* [Exercise]: Word for word, restate every line of the material.

[Records that describe figures]
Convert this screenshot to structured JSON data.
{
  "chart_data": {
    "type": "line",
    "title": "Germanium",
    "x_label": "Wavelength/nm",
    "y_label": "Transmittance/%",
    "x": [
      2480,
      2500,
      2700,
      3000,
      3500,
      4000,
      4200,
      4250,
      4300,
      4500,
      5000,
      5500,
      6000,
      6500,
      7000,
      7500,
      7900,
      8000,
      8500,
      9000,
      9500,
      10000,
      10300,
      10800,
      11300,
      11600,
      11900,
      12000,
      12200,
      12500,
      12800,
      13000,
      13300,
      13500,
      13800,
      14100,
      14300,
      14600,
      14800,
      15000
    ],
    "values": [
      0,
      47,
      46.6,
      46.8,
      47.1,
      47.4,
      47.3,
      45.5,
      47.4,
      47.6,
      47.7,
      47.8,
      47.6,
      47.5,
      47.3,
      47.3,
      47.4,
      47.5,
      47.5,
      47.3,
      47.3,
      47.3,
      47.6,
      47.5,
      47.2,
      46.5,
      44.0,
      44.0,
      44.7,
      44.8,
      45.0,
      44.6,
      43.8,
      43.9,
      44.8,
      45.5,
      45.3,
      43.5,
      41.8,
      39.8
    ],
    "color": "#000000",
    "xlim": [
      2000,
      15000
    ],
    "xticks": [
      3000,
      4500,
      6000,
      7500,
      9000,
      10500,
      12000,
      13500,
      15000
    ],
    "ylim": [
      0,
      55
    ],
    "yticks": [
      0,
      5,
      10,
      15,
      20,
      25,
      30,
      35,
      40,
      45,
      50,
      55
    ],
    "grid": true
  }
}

* [Problem solution]:
Convert this screenshot to structured JSON data.
{
  "chart_data": {
    "type": "line",
    "title": "Germanium",
    "x_label": "Wavelength/nm",
    "y_label": "Transmittance/%",
    "x": [
      2480,
      2500,
      2700,
      3000,
      3500,
      4000,
      4200,
      4250,
      4300,
      4500,
      5000,
      5500,
      6000,
      6500,
      7000,
      7500,
      7900,
      8000,
      8500,
      9000,
      9500,
      10000,
      10300,
      10800,
      11300,
      11600,
      11900,
      12000,
      12200,
      12500,
      12800,
      13000,
      13300,
      13500,
      13800,
      14100,
      14300,
      14600,
      14800,
      15000
    ],
    "values": [
      0,
      47,
      46.6,
      46.8,
      47.1,
      47.4,
      47.3,
      45.5,
      47.4,
      47.6,
      47.7,
      47.8,
      47.6,
      47.5,
      47.3,
      47.3,
      47.4,
      47.5,
      47.5,
      47.3,
      47.3,
      47.3,
      47.6,
      47.5,
      47.2,
      46.5,
      44.0,
      44.0,
      44.7,
      44.8,
      45.0,
      44.6,
      43.8,
      43.9,
      44.8,
      45.5,
      45.3,
      43.5,
      41.8,
      39.8
    ],
    "color": "#000000",
    "xlim": [
      2000,
      15000
    ],
    "xticks": [
      3000,
      4500,
      6000,
      7500,
      9000,
      10500,
      12000,
      13500,
      15000
    ],
    "ylim": [
      0,
      55
    ],
    "yticks": [
      0,
      5,
      10,
      15,
      20,
      25,
      30,
      35,
      40,
      45,
      50,
      55
    ],
    "grid": true
  }
}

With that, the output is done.